## Exercise prompt
Rewrite everything from the row containing "82, 477, 112]" down to the row containing "y-tick-label: 1.5 [46, 207, 71, 230]", renaming "legend-label" to "legend-entry" and keeping all else the same.

* Begin Data rows *

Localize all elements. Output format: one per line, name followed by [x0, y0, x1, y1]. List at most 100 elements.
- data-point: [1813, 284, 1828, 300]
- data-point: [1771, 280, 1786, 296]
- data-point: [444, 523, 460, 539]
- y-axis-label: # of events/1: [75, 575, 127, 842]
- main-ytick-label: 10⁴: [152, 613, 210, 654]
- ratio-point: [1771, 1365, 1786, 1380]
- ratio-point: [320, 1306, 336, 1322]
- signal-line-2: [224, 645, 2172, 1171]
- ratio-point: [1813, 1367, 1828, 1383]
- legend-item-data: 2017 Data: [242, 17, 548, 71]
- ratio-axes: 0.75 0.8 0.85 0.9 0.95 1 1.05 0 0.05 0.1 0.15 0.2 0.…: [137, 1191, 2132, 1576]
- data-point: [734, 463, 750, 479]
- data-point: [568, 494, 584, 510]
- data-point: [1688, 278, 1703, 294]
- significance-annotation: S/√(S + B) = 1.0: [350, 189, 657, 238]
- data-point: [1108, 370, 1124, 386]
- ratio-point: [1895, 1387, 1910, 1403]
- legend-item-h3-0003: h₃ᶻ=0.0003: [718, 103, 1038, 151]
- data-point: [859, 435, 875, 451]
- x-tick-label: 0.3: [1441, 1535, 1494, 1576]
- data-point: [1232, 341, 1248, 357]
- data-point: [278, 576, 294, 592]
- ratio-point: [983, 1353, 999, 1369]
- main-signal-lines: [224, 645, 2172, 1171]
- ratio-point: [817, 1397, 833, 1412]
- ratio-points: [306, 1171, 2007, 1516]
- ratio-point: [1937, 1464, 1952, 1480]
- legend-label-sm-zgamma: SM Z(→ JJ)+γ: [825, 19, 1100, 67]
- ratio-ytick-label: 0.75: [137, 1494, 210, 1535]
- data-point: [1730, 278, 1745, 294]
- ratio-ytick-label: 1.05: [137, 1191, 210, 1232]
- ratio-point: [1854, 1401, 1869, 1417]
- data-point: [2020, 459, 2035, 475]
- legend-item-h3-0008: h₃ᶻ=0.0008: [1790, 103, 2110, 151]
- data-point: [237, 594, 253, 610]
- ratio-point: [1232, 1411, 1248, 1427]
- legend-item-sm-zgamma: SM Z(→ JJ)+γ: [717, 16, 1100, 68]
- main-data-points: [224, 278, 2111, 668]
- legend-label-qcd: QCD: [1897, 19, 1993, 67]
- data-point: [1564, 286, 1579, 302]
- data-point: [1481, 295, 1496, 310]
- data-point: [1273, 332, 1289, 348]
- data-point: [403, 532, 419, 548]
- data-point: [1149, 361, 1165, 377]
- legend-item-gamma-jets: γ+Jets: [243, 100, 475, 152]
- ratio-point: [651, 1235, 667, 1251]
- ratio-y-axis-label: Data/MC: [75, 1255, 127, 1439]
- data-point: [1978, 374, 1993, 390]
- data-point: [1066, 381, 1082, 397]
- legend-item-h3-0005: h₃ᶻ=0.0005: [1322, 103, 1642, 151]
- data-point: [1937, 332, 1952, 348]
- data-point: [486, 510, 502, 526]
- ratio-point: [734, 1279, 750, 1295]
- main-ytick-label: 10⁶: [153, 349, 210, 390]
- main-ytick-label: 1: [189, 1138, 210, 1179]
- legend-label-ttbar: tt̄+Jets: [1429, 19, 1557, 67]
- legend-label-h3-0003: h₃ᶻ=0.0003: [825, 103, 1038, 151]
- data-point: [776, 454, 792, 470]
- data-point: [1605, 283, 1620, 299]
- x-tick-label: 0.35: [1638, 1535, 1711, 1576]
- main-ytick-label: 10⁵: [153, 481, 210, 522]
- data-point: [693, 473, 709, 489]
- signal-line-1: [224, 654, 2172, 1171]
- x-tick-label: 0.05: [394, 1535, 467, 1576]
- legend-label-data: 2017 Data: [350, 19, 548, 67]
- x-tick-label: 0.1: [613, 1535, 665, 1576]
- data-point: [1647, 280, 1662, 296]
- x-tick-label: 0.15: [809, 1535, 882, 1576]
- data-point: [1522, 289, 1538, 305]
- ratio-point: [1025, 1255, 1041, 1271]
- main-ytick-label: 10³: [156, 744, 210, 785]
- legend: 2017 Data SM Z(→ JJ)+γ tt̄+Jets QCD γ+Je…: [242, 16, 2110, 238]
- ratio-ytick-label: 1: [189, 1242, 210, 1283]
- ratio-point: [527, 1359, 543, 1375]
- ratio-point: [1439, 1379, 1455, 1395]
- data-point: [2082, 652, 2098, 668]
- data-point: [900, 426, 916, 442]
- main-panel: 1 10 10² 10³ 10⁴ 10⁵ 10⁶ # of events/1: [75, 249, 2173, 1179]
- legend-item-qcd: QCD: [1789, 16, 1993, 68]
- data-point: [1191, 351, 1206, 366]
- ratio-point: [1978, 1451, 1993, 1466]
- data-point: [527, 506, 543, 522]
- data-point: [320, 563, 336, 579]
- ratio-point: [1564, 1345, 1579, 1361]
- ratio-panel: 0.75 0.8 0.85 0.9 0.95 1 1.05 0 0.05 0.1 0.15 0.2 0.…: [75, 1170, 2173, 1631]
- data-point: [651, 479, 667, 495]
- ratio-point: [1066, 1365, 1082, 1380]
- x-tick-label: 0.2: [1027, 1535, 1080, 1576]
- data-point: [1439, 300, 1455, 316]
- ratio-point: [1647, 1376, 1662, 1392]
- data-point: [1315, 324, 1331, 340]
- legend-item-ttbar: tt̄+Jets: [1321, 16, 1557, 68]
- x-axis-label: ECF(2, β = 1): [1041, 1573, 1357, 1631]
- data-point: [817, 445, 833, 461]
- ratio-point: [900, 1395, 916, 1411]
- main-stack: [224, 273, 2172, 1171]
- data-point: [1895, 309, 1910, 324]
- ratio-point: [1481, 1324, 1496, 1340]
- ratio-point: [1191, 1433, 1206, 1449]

* End Data rows *
* Begin Data rows *

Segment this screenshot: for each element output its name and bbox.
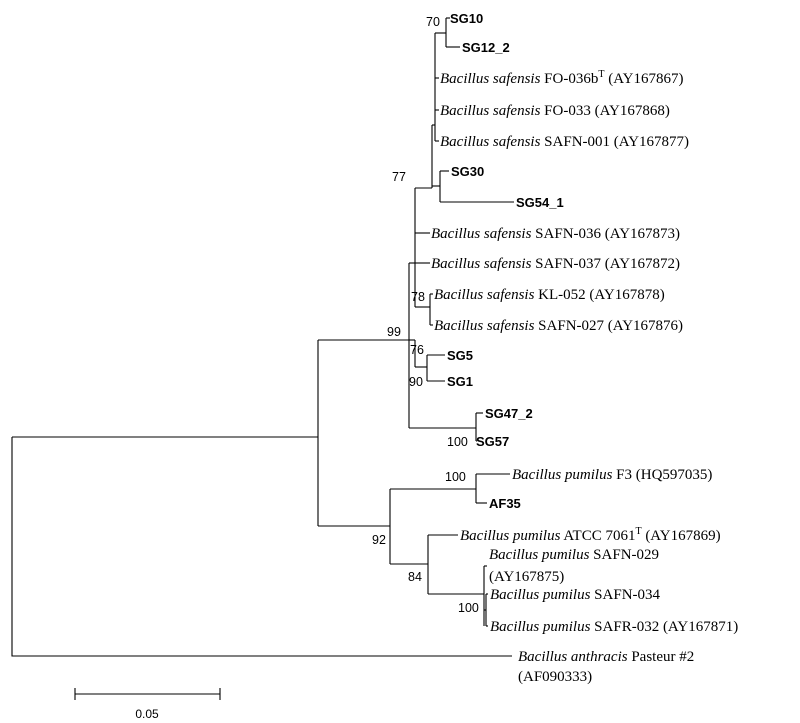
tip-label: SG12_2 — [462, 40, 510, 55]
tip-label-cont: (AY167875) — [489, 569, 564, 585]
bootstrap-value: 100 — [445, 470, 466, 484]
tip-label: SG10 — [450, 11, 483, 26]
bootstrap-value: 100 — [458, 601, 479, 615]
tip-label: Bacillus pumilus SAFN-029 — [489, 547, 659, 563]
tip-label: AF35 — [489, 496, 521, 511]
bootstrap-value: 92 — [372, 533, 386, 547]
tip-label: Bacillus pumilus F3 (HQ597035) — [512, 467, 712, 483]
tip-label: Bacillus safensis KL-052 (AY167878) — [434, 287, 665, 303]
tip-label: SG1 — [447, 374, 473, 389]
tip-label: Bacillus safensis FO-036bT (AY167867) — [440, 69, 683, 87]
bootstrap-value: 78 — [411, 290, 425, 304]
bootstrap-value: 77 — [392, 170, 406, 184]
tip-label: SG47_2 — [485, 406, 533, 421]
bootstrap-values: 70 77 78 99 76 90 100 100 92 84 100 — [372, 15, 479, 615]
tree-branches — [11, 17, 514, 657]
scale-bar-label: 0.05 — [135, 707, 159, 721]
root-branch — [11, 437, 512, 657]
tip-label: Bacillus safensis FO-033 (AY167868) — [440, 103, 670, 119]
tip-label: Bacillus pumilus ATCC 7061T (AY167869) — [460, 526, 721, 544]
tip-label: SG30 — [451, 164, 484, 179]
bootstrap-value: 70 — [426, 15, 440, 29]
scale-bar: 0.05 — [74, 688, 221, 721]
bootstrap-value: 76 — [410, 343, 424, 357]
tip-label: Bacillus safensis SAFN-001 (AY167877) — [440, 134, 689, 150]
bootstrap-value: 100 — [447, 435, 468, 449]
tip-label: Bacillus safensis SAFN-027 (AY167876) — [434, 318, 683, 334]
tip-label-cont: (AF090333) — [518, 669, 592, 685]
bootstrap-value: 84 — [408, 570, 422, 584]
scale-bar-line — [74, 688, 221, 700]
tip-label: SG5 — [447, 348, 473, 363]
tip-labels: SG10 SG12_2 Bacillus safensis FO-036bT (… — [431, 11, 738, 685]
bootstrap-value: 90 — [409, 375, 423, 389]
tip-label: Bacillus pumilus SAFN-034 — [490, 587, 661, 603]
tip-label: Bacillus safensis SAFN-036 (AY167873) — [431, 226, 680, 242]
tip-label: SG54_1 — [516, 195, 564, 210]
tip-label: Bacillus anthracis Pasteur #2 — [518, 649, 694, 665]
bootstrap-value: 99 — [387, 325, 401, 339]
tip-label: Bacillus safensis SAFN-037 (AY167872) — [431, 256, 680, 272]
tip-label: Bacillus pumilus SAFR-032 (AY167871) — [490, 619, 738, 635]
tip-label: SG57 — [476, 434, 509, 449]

* End Data rows *
* Begin Data rows *

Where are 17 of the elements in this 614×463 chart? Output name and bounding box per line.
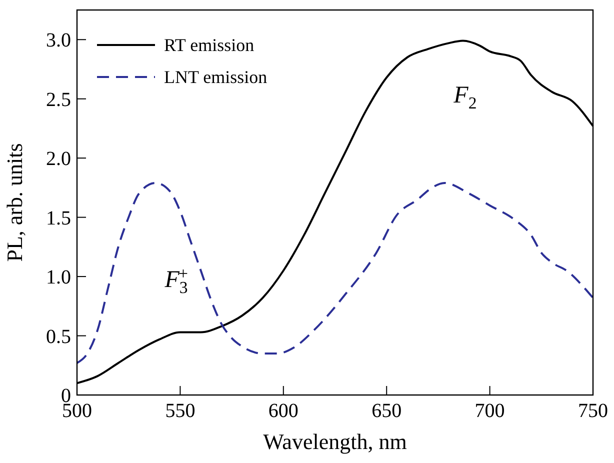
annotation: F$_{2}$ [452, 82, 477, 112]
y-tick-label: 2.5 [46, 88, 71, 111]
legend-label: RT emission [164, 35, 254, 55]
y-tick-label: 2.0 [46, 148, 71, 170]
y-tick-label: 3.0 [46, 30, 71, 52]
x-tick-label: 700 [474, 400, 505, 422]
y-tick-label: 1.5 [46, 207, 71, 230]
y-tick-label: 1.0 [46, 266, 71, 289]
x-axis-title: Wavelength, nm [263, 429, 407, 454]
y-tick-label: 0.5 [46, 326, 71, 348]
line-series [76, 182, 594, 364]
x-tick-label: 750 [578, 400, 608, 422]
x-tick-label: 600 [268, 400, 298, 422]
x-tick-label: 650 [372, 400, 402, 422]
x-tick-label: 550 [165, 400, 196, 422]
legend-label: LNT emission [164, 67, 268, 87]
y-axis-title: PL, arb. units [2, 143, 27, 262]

* End Data rows *

## Task result
annotation: F$_{2}$ [452, 82, 477, 112]
y-tick-label: 2.5 [46, 88, 71, 111]
legend-entry: RT emission [164, 35, 254, 55]
y-tick-label: 2.0 [46, 148, 71, 170]
y-tick-label: 3.0 [46, 30, 71, 52]
x-tick-label: 700 [474, 400, 505, 422]
y-tick-label: 1.5 [46, 207, 71, 230]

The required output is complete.